··· Given data

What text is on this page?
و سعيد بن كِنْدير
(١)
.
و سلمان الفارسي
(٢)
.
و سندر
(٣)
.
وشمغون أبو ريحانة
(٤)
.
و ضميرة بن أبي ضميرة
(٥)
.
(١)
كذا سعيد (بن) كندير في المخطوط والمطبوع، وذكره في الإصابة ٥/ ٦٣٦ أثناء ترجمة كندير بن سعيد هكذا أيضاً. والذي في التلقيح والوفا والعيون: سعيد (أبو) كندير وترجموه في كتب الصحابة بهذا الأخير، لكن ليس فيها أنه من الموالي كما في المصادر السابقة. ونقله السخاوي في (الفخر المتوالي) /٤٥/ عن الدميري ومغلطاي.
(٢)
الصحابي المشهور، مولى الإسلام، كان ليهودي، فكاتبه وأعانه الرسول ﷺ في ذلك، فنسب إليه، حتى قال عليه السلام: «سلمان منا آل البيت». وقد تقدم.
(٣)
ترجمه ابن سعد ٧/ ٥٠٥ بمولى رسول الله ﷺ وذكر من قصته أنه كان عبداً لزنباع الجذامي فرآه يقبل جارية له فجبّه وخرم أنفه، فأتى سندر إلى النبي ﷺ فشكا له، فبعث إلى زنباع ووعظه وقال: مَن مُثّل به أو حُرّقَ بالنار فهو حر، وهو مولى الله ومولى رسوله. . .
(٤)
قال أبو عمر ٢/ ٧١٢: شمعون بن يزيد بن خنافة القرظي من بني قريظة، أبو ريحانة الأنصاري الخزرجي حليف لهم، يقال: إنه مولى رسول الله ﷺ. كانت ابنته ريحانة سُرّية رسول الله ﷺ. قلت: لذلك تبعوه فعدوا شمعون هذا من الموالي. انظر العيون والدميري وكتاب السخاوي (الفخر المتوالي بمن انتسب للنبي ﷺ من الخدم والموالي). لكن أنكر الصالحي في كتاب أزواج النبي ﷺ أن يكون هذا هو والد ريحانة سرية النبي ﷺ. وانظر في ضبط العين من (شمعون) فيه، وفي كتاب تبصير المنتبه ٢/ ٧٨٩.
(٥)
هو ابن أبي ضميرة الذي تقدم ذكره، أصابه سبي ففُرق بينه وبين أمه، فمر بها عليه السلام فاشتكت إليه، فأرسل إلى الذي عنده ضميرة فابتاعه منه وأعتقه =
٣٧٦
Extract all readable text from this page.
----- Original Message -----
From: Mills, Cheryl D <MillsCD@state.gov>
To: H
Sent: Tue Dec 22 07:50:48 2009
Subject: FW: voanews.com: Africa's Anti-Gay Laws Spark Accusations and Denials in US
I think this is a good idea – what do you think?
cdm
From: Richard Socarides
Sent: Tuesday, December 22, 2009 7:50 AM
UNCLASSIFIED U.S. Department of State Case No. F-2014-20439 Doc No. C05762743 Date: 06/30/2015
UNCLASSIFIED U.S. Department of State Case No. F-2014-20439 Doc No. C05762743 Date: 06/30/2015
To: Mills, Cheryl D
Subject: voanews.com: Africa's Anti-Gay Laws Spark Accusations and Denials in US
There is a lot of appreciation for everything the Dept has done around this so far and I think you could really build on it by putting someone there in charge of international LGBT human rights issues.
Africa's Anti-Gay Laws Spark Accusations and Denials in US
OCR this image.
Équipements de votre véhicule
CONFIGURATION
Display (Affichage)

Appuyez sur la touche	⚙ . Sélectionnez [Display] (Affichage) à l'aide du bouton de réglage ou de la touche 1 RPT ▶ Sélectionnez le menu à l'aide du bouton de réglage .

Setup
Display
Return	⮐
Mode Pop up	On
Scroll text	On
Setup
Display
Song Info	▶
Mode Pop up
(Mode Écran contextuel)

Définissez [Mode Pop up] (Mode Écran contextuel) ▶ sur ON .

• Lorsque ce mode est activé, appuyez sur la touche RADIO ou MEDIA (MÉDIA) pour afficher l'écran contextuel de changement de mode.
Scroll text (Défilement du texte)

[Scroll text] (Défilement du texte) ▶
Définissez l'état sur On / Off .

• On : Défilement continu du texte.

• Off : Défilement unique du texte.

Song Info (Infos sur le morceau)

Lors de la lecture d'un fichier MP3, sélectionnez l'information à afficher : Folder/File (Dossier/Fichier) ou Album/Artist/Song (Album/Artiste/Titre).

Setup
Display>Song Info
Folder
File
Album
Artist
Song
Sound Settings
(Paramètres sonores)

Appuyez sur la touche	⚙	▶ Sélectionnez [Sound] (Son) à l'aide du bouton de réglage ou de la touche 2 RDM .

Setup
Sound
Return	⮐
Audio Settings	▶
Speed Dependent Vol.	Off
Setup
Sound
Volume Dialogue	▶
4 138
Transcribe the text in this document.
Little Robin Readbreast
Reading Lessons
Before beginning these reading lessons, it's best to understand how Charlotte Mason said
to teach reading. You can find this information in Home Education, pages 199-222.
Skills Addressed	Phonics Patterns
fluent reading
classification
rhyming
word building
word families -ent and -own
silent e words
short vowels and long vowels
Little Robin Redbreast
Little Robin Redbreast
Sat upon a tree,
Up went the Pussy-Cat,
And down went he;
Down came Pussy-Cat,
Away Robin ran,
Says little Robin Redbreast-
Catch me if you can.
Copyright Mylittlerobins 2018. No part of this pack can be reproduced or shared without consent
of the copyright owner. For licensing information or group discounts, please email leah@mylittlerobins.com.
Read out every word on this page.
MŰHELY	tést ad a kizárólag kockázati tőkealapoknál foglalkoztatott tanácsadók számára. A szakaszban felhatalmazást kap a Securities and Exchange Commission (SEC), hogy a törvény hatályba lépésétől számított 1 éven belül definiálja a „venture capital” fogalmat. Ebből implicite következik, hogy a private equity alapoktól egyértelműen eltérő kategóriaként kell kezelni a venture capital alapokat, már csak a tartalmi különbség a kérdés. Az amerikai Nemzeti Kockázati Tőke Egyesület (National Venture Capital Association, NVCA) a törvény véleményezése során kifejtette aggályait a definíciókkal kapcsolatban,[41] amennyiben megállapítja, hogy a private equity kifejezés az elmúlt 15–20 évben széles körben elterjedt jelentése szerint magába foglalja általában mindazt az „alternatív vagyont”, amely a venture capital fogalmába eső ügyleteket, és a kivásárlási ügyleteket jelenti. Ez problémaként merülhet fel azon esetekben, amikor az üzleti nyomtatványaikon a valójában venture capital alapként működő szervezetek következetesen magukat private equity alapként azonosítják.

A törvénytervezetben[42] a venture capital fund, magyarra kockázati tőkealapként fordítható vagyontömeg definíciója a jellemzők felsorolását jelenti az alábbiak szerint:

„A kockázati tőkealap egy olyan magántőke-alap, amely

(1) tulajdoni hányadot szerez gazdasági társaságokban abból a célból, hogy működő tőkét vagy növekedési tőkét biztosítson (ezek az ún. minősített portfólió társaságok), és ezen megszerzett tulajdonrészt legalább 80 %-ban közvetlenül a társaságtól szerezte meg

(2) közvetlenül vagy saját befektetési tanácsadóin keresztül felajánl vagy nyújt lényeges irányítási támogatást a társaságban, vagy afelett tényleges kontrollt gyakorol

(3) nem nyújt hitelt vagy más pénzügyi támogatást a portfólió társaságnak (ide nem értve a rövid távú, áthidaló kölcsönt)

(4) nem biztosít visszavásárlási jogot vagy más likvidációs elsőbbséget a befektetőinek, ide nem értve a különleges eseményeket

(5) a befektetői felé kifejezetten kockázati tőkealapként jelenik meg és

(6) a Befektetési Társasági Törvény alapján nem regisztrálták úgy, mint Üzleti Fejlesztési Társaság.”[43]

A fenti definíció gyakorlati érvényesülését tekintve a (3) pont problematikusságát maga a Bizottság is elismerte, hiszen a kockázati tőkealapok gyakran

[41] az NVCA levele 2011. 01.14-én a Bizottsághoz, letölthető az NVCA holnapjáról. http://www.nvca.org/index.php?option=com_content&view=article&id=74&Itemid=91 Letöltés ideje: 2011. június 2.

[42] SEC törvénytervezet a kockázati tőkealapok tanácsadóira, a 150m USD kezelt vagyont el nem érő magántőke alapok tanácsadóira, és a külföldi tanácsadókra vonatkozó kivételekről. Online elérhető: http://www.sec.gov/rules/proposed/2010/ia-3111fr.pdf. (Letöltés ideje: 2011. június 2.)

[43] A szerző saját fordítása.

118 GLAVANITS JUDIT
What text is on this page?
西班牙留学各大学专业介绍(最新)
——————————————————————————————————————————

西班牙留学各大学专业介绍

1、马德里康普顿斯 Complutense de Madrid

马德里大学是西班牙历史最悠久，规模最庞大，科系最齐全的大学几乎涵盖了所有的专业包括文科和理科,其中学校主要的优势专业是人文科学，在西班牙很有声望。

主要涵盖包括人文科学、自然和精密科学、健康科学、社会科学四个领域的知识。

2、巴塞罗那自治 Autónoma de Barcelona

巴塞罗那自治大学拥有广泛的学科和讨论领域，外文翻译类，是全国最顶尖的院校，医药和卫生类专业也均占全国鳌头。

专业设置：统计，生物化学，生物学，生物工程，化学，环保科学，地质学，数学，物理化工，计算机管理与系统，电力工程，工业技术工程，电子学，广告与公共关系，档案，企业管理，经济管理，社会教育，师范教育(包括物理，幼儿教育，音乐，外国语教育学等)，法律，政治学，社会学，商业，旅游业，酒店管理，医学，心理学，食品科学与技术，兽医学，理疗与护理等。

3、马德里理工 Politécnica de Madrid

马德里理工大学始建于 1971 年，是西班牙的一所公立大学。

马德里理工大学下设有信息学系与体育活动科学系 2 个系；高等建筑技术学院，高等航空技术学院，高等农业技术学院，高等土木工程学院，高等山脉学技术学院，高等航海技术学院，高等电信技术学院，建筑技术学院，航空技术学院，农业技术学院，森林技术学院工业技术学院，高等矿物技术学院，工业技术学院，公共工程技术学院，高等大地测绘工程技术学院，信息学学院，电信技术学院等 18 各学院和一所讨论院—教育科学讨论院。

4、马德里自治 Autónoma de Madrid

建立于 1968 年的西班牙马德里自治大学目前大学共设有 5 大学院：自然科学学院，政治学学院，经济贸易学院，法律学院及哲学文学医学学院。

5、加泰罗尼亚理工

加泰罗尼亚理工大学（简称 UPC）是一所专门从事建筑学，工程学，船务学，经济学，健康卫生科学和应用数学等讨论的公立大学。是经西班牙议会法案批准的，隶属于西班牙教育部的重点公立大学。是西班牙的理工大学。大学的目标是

······

▶ Exercise prompt
Search the data for "سلمان". Copy every matching line.

▶ Response to this task
و سلمان الفارسي
الصحابي المشهور، مولى الإسلام، كان ليهودي، فكاتبه وأعانه الرسول ﷺ في ذلك، فنسب إليه، حتى قال عليه السلام: «سلمان منا آل البيت». وقد تقدم.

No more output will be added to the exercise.